**Data supplied:**
===============

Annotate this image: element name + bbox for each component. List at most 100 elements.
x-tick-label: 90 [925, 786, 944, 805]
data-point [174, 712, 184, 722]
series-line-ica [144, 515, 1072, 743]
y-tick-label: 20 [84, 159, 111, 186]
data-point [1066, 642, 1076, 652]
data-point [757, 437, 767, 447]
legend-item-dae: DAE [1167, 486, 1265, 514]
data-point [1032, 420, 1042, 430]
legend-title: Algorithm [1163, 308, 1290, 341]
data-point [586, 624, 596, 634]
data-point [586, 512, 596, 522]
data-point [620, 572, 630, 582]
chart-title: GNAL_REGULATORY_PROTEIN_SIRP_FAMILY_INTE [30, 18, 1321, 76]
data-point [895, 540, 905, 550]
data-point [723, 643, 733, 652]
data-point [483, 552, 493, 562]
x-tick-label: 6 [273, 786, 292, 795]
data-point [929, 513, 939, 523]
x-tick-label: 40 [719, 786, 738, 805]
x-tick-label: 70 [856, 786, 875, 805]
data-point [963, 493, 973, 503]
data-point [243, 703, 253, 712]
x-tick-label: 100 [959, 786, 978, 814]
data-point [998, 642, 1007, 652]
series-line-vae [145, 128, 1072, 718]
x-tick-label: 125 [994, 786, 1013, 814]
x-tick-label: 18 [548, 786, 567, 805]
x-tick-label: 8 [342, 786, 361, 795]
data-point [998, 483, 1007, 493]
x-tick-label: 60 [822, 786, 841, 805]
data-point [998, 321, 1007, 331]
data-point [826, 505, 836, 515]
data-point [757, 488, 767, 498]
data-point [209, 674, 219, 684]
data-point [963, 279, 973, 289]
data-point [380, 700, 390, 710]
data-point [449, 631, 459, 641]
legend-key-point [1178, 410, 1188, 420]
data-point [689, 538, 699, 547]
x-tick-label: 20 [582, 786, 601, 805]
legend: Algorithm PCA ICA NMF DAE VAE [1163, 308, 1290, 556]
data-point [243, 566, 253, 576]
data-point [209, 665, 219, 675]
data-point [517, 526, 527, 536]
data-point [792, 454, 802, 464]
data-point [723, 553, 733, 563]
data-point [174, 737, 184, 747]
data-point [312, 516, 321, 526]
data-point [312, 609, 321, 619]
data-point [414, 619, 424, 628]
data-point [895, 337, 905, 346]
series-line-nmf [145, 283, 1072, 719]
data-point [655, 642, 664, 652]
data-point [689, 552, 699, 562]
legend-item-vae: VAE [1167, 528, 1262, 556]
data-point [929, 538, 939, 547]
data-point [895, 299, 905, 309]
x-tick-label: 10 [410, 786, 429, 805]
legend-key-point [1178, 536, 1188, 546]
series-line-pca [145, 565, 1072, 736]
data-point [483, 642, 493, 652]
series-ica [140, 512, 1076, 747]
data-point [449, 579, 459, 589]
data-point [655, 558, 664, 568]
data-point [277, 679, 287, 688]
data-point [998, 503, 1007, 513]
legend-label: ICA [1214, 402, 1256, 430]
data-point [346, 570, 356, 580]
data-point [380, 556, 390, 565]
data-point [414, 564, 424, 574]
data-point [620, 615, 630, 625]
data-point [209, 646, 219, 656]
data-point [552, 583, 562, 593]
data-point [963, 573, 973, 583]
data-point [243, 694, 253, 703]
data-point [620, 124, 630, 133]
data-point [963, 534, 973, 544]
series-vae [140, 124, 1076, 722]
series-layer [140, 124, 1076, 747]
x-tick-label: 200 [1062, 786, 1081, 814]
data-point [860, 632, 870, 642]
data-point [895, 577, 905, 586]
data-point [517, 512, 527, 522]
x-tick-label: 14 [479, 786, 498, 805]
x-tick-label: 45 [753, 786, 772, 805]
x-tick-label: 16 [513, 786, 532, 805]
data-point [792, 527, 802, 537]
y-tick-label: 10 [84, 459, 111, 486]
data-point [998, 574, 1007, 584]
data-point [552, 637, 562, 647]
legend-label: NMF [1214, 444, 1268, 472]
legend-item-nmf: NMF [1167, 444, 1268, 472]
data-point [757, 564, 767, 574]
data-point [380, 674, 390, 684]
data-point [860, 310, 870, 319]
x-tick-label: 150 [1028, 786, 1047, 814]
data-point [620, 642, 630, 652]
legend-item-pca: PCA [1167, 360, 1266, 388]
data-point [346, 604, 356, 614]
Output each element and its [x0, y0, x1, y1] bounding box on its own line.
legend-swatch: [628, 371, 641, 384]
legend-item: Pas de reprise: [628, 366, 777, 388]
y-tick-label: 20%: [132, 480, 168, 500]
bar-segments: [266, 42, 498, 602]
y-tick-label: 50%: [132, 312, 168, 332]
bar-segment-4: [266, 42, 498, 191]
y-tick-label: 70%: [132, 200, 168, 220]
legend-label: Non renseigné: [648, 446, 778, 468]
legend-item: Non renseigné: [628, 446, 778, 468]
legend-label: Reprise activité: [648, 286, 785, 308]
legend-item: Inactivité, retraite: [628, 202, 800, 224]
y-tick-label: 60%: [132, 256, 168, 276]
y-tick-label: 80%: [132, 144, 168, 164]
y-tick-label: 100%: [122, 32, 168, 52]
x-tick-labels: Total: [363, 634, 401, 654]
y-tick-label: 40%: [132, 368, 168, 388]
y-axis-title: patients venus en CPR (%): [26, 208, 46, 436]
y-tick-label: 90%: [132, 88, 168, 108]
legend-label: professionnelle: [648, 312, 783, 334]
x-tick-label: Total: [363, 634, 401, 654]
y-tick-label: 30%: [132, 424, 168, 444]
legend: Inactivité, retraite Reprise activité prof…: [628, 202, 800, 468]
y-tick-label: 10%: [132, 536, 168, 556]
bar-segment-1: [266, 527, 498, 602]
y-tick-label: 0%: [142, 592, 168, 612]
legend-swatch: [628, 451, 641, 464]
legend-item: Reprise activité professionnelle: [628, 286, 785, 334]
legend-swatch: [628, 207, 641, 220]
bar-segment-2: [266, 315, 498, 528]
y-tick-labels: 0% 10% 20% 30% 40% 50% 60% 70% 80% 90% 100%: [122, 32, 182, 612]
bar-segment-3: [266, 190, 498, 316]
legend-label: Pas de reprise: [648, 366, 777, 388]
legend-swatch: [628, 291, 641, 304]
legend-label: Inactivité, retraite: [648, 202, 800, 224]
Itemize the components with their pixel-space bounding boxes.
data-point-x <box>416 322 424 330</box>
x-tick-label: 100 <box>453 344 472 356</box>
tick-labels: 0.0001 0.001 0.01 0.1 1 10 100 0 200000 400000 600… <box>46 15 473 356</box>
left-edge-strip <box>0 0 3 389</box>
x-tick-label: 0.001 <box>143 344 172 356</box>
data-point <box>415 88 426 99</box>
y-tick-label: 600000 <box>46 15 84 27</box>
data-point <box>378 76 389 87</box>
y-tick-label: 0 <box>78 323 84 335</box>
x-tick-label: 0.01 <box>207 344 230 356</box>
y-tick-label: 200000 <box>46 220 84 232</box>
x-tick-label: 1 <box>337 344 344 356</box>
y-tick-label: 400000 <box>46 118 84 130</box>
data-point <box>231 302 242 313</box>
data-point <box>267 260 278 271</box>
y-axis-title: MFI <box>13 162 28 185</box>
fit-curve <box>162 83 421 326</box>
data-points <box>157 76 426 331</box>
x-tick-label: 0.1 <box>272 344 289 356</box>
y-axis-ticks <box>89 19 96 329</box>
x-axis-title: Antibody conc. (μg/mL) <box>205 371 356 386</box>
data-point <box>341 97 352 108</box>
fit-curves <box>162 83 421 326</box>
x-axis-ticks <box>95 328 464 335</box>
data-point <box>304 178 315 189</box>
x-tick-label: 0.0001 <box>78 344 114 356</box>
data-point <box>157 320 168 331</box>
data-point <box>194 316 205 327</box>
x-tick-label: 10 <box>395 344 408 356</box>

===============

**What you will do:** Whole listing, every line: reproduce it exactly.

**Written answer:**
Annotate this image: element name + bbox for each component. List at most 100 elements.
x-tick-label: 90 [925, 786, 944, 805]
data-point [174, 712, 184, 722]
series-line-ica [144, 515, 1072, 743]
y-tick-label: 20 [84, 159, 111, 186]
data-point [1066, 642, 1076, 652]
data-point [757, 437, 767, 447]
legend-item-dae: DAE [1167, 486, 1265, 514]
data-point [1032, 420, 1042, 430]
legend-title: Algorithm [1163, 308, 1290, 341]
data-point [586, 624, 596, 634]
data-point [586, 512, 596, 522]
data-point [620, 572, 630, 582]
chart-title: GNAL_REGULATORY_PROTEIN_SIRP_FAMILY_INTE [30, 18, 1321, 76]
data-point [895, 540, 905, 550]
data-point [723, 643, 733, 652]
data-point [483, 552, 493, 562]
x-tick-label: 6 [273, 786, 292, 795]
data-point [929, 513, 939, 523]
x-tick-label: 40 [719, 786, 738, 805]
x-tick-label: 70 [856, 786, 875, 805]
data-point [963, 493, 973, 503]
data-point [243, 703, 253, 712]
x-tick-label: 100 [959, 786, 978, 814]
data-point [998, 642, 1007, 652]
series-line-vae [145, 128, 1072, 718]
x-tick-label: 125 [994, 786, 1013, 814]
x-tick-label: 18 [548, 786, 567, 805]
x-tick-label: 8 [342, 786, 361, 795]
data-point [998, 483, 1007, 493]
x-tick-label: 60 [822, 786, 841, 805]
data-point [998, 321, 1007, 331]
data-point [826, 505, 836, 515]
data-point [757, 488, 767, 498]
data-point [209, 674, 219, 684]
data-point [963, 279, 973, 289]
data-point [380, 700, 390, 710]
data-point [449, 631, 459, 641]
legend-key-point [1178, 410, 1188, 420]
data-point [689, 538, 699, 547]
x-tick-label: 20 [582, 786, 601, 805]
legend: Algorithm PCA ICA NMF DAE VAE [1163, 308, 1290, 556]
data-point [243, 566, 253, 576]
data-point [209, 665, 219, 675]
data-point [517, 526, 527, 536]
data-point [792, 454, 802, 464]
data-point [723, 553, 733, 563]
data-point [174, 737, 184, 747]
data-point [312, 516, 321, 526]
data-point [312, 609, 321, 619]
data-point [414, 619, 424, 628]
data-point [895, 337, 905, 346]
series-line-nmf [145, 283, 1072, 719]
data-point [655, 642, 664, 652]
data-point [689, 552, 699, 562]
legend-item-vae: VAE [1167, 528, 1262, 556]
data-point [929, 538, 939, 547]
data-point [895, 299, 905, 309]
x-tick-label: 10 [410, 786, 429, 805]
legend-key-point [1178, 536, 1188, 546]
series-line-pca [145, 565, 1072, 736]
data-point [483, 642, 493, 652]
series-ica [140, 512, 1076, 747]
data-point [449, 579, 459, 589]
data-point [655, 558, 664, 568]
data-point [277, 679, 287, 688]
data-point [998, 503, 1007, 513]
legend-label: ICA [1214, 402, 1256, 430]
data-point [346, 570, 356, 580]
data-point [380, 556, 390, 565]
data-point [414, 564, 424, 574]
data-point [620, 615, 630, 625]
data-point [209, 646, 219, 656]
data-point [552, 583, 562, 593]
data-point [963, 573, 973, 583]
data-point [243, 694, 253, 703]
data-point [620, 124, 630, 133]
data-point [963, 534, 973, 544]
series-vae [140, 124, 1076, 722]
series-layer [140, 124, 1076, 747]
x-tick-label: 200 [1062, 786, 1081, 814]
data-point [860, 632, 870, 642]
data-point [895, 577, 905, 586]
data-point [517, 512, 527, 522]
x-tick-label: 14 [479, 786, 498, 805]
x-tick-label: 45 [753, 786, 772, 805]
x-tick-label: 16 [513, 786, 532, 805]
data-point [792, 527, 802, 537]
y-tick-label: 10 [84, 459, 111, 486]
data-point [998, 574, 1007, 584]
data-point [552, 637, 562, 647]
legend-label: NMF [1214, 444, 1268, 472]
legend-item-nmf: NMF [1167, 444, 1268, 472]
data-point [757, 564, 767, 574]
data-point [380, 674, 390, 684]
data-point [860, 310, 870, 319]
x-tick-label: 150 [1028, 786, 1047, 814]
data-point [620, 642, 630, 652]
legend-item-pca: PCA [1167, 360, 1266, 388]
data-point [346, 604, 356, 614]
Output each element and its [x0, y0, x1, y1] bounding box on its own line.
legend-swatch: [628, 371, 641, 384]
legend-item: Pas de reprise: [628, 366, 777, 388]
y-tick-label: 20%: [132, 480, 168, 500]
bar-segments: [266, 42, 498, 602]
y-tick-label: 50%: [132, 312, 168, 332]
bar-segment-4: [266, 42, 498, 191]
y-tick-label: 70%: [132, 200, 168, 220]
legend-label: Non renseigné: [648, 446, 778, 468]
legend-item: Non renseigné: [628, 446, 778, 468]
legend-label: Reprise activité: [648, 286, 785, 308]
legend-item: Inactivité, retraite: [628, 202, 800, 224]
y-tick-label: 60%: [132, 256, 168, 276]
y-tick-label: 80%: [132, 144, 168, 164]
y-tick-label: 100%: [122, 32, 168, 52]
x-tick-labels: Total: [363, 634, 401, 654]
y-tick-label: 40%: [132, 368, 168, 388]
y-axis-title: patients venus en CPR (%): [26, 208, 46, 436]
y-tick-label: 90%: [132, 88, 168, 108]
legend-label: professionnelle: [648, 312, 783, 334]
x-tick-label: Total: [363, 634, 401, 654]
y-tick-label: 30%: [132, 424, 168, 444]
legend: Inactivité, retraite Reprise activité prof…: [628, 202, 800, 468]
y-tick-label: 10%: [132, 536, 168, 556]
bar-segment-1: [266, 527, 498, 602]
y-tick-label: 0%: [142, 592, 168, 612]
legend-swatch: [628, 451, 641, 464]
legend-item: Reprise activité professionnelle: [628, 286, 785, 334]
legend-swatch: [628, 207, 641, 220]
bar-segment-2: [266, 315, 498, 528]
y-tick-labels: 0% 10% 20% 30% 40% 50% 60% 70% 80% 90% 100%: [122, 32, 182, 612]
bar-segment-3: [266, 190, 498, 316]
legend-label: Pas de reprise: [648, 366, 777, 388]
legend-swatch: [628, 291, 641, 304]
legend-label: Inactivité, retraite: [648, 202, 800, 224]
Itemize the components with their pixel-space bounding boxes.
data-point-x <box>416 322 424 330</box>
x-tick-label: 100 <box>453 344 472 356</box>
tick-labels: 0.0001 0.001 0.01 0.1 1 10 100 0 200000 400000 600… <box>46 15 473 356</box>
left-edge-strip <box>0 0 3 389</box>
x-tick-label: 0.001 <box>143 344 172 356</box>
data-point <box>415 88 426 99</box>
y-tick-label: 600000 <box>46 15 84 27</box>
data-point <box>378 76 389 87</box>
y-tick-label: 0 <box>78 323 84 335</box>
x-tick-label: 0.01 <box>207 344 230 356</box>
y-tick-label: 200000 <box>46 220 84 232</box>
x-tick-label: 1 <box>337 344 344 356</box>
y-tick-label: 400000 <box>46 118 84 130</box>
data-point <box>231 302 242 313</box>
data-point <box>267 260 278 271</box>
y-axis-title: MFI <box>13 162 28 185</box>
fit-curve <box>162 83 421 326</box>
data-points <box>157 76 426 331</box>
x-tick-label: 0.1 <box>272 344 289 356</box>
y-axis-ticks <box>89 19 96 329</box>
x-axis-title: Antibody conc. (μg/mL) <box>205 371 356 386</box>
data-point <box>341 97 352 108</box>
fit-curves <box>162 83 421 326</box>
x-axis-ticks <box>95 328 464 335</box>
data-point <box>304 178 315 189</box>
x-tick-label: 0.0001 <box>78 344 114 356</box>
data-point <box>157 320 168 331</box>
data-point <box>194 316 205 327</box>
x-tick-label: 10 <box>395 344 408 356</box>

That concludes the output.